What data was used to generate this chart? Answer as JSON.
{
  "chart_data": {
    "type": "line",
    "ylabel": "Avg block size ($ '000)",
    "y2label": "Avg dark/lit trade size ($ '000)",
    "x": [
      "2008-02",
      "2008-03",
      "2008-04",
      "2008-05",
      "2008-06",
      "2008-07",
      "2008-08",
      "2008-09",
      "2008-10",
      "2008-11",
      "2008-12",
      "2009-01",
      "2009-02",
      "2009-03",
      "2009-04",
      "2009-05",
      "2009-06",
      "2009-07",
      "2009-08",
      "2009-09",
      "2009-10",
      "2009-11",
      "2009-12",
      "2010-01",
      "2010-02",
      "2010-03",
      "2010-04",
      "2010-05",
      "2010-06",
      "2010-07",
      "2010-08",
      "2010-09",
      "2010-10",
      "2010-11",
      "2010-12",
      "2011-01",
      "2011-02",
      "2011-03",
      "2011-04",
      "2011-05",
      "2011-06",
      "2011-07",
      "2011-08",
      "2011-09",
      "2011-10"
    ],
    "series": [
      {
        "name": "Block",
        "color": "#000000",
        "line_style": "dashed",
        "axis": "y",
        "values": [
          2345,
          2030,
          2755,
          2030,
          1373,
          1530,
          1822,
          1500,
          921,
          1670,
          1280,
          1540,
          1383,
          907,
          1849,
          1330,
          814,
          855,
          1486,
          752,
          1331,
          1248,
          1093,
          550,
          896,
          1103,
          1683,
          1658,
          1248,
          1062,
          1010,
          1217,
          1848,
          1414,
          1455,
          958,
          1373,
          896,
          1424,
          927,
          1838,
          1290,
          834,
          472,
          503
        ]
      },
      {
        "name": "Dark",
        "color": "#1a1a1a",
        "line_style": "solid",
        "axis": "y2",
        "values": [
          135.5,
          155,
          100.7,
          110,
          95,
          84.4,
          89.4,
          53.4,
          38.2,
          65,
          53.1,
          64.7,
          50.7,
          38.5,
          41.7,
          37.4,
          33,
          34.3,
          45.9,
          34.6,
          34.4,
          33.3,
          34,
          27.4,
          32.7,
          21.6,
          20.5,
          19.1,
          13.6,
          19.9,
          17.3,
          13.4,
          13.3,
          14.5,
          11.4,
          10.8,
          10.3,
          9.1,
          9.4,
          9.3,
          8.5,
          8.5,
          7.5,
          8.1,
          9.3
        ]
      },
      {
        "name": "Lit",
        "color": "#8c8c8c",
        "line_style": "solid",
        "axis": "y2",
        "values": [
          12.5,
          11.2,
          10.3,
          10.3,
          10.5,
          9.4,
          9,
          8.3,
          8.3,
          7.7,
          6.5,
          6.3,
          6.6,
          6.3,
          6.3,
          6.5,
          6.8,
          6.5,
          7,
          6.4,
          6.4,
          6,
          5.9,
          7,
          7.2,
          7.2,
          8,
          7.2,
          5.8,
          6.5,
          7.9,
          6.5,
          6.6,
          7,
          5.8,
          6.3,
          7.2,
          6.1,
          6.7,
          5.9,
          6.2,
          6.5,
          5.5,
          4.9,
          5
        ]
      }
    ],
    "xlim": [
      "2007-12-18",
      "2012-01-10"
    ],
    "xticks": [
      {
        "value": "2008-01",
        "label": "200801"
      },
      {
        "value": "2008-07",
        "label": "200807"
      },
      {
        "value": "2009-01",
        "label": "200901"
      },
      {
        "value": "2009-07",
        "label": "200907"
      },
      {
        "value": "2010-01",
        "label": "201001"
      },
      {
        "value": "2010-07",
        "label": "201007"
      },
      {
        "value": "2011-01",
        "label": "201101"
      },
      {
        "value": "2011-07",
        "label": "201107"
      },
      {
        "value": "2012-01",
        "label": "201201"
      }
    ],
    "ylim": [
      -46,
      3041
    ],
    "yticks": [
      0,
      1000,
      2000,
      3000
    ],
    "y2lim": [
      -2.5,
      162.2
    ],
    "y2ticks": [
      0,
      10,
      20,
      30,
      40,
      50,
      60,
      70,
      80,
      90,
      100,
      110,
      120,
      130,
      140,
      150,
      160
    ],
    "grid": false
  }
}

_____

Write out every record, exactly as written.

What data was used to generate this chart? Answer as JSON.
{
  "chart_data": {
    "type": "line",
    "ylabel": "Avg block size ($ '000)",
    "y2label": "Avg dark/lit trade size ($ '000)",
    "x": [
      "2008-02",
      "2008-03",
      "2008-04",
      "2008-05",
      "2008-06",
      "2008-07",
      "2008-08",
      "2008-09",
      "2008-10",
      "2008-11",
      "2008-12",
      "2009-01",
      "2009-02",
      "2009-03",
      "2009-04",
      "2009-05",
      "2009-06",
      "2009-07",
      "2009-08",
      "2009-09",
      "2009-10",
      "2009-11",
      "2009-12",
      "2010-01",
      "2010-02",
      "2010-03",
      "2010-04",
      "2010-05",
      "2010-06",
      "2010-07",
      "2010-08",
      "2010-09",
      "2010-10",
      "2010-11",
      "2010-12",
      "2011-01",
      "2011-02",
      "2011-03",
      "2011-04",
      "2011-05",
      "2011-06",
      "2011-07",
      "2011-08",
      "2011-09",
      "2011-10"
    ],
    "series": [
      {
        "name": "Block",
        "color": "#000000",
        "line_style": "dashed",
        "axis": "y",
        "values": [
          2345,
          2030,
          2755,
          2030,
          1373,
          1530,
          1822,
          1500,
          921,
          1670,
          1280,
          1540,
          1383,
          907,
          1849,
          1330,
          814,
          855,
          1486,
          752,
          1331,
          1248,
          1093,
          550,
          896,
          1103,
          1683,
          1658,
          1248,
          1062,
          1010,
          1217,
          1848,
          1414,
          1455,
          958,
          1373,
          896,
          1424,
          927,
          1838,
          1290,
          834,
          472,
          503
        ]
      },
      {
        "name": "Dark",
        "color": "#1a1a1a",
        "line_style": "solid",
        "axis": "y2",
        "values": [
          135.5,
          155,
          100.7,
          110,
          95,
          84.4,
          89.4,
          53.4,
          38.2,
          65,
          53.1,
          64.7,
          50.7,
          38.5,
          41.7,
          37.4,
          33,
          34.3,
          45.9,
          34.6,
          34.4,
          33.3,
          34,
          27.4,
          32.7,
          21.6,
          20.5,
          19.1,
          13.6,
          19.9,
          17.3,
          13.4,
          13.3,
          14.5,
          11.4,
          10.8,
          10.3,
          9.1,
          9.4,
          9.3,
          8.5,
          8.5,
          7.5,
          8.1,
          9.3
        ]
      },
      {
        "name": "Lit",
        "color": "#8c8c8c",
        "line_style": "solid",
        "axis": "y2",
        "values": [
          12.5,
          11.2,
          10.3,
          10.3,
          10.5,
          9.4,
          9,
          8.3,
          8.3,
          7.7,
          6.5,
          6.3,
          6.6,
          6.3,
          6.3,
          6.5,
          6.8,
          6.5,
          7,
          6.4,
          6.4,
          6,
          5.9,
          7,
          7.2,
          7.2,
          8,
          7.2,
          5.8,
          6.5,
          7.9,
          6.5,
          6.6,
          7,
          5.8,
          6.3,
          7.2,
          6.1,
          6.7,
          5.9,
          6.2,
          6.5,
          5.5,
          4.9,
          5
        ]
      }
    ],
    "xlim": [
      "2007-12-18",
      "2012-01-10"
    ],
    "xticks": [
      {
        "value": "2008-01",
        "label": "200801"
      },
      {
        "value": "2008-07",
        "label": "200807"
      },
      {
        "value": "2009-01",
        "label": "200901"
      },
      {
        "value": "2009-07",
        "label": "200907"
      },
      {
        "value": "2010-01",
        "label": "201001"
      },
      {
        "value": "2010-07",
        "label": "201007"
      },
      {
        "value": "2011-01",
        "label": "201101"
      },
      {
        "value": "2011-07",
        "label": "201107"
      },
      {
        "value": "2012-01",
        "label": "201201"
      }
    ],
    "ylim": [
      -46,
      3041
    ],
    "yticks": [
      0,
      1000,
      2000,
      3000
    ],
    "y2lim": [
      -2.5,
      162.2
    ],
    "y2ticks": [
      0,
      10,
      20,
      30,
      40,
      50,
      60,
      70,
      80,
      90,
      100,
      110,
      120,
      130,
      140,
      150,
      160
    ],
    "grid": false
  }
}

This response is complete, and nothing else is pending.